Task prompt
Which lines contain the string "Иные"? Please list every one of them.

Data for processing

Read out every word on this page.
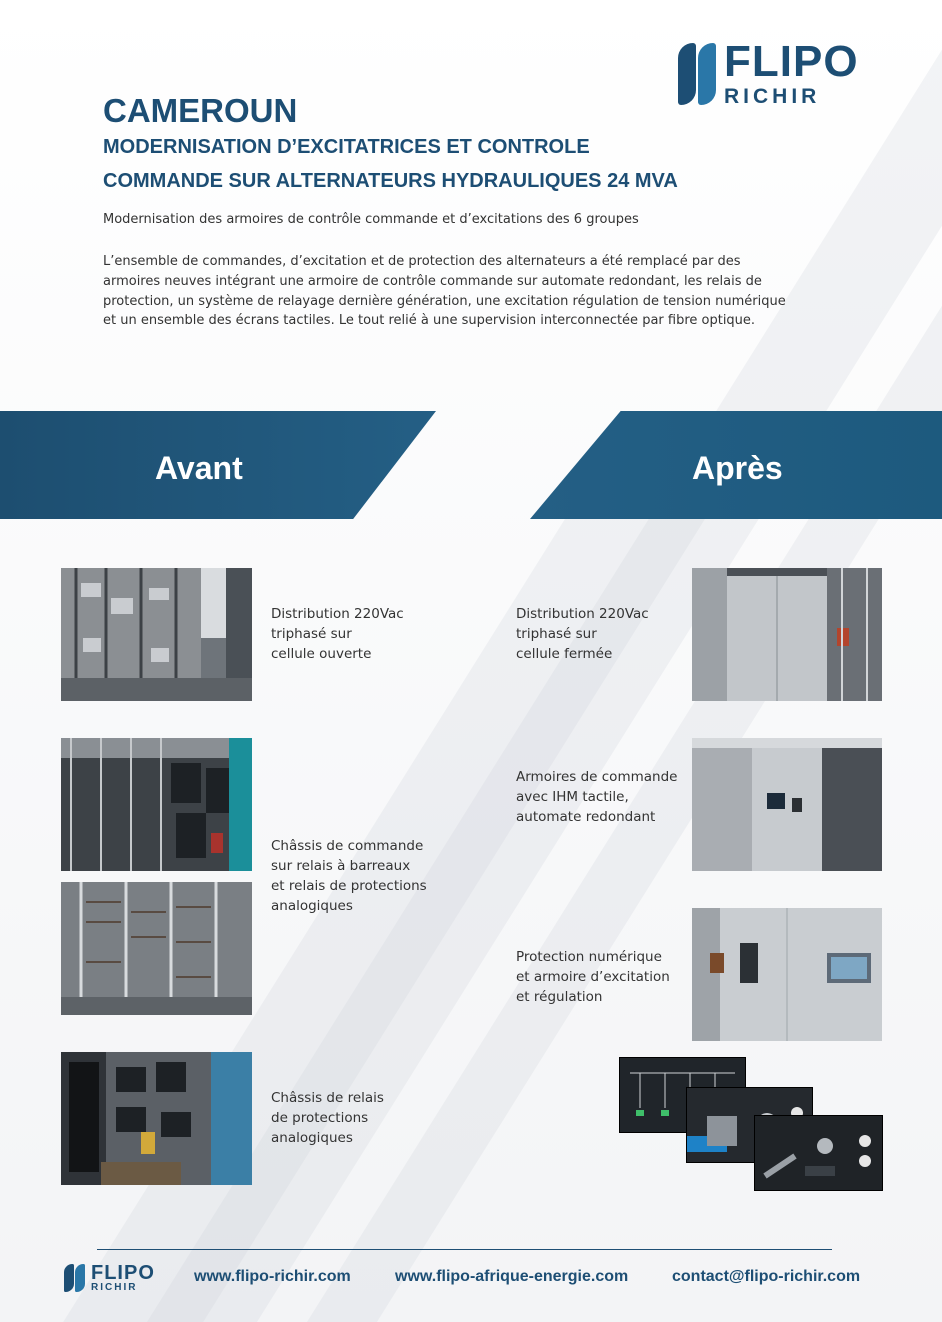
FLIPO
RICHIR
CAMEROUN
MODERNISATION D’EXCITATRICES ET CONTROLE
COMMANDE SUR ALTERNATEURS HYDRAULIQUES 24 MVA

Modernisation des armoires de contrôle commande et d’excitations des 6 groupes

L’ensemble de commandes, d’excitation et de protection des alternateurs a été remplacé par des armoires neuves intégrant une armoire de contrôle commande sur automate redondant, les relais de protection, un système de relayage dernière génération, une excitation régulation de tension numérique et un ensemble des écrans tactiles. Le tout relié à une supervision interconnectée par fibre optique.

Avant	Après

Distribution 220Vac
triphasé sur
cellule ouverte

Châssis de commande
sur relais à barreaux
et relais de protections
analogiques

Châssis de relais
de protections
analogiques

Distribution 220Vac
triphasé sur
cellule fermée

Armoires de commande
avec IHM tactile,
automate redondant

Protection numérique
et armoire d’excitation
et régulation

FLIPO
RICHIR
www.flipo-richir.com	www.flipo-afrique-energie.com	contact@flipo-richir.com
--
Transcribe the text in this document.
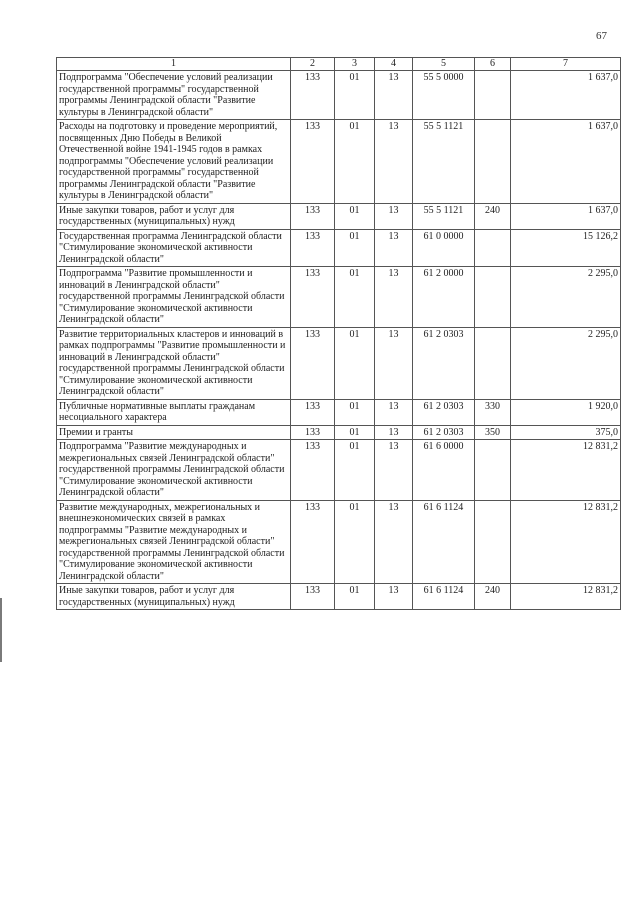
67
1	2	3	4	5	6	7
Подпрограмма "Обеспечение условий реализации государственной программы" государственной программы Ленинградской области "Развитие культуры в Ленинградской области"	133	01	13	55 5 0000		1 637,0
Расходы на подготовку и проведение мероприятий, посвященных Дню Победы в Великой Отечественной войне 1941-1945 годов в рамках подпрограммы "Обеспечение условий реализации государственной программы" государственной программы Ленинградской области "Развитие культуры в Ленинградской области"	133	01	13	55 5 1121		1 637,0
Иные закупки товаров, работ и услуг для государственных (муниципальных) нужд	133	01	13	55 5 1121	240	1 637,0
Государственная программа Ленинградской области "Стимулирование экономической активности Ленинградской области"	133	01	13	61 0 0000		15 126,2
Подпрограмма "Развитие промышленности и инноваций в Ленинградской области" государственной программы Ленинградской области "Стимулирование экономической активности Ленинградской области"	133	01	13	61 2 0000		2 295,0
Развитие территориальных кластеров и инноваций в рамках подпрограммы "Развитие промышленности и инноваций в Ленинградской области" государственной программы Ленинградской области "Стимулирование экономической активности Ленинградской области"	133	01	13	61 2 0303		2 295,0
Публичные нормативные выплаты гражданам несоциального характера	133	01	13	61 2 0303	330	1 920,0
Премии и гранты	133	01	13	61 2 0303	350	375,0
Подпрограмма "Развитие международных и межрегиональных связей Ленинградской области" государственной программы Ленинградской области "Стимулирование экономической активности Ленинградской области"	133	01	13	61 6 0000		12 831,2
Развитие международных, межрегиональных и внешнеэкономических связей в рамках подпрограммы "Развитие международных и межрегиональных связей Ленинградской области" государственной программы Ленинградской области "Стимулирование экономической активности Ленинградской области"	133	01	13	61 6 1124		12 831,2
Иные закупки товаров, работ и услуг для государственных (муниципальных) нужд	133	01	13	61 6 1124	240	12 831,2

Right answer
Иные закупки товаров, работ и услуг для государственных (муниципальных) нужд	133	01	13	55 5 1121	240	1 637,0
Иные закупки товаров, работ и услуг для государственных (муниципальных) нужд	133	01	13	61 6 1124	240	12 831,2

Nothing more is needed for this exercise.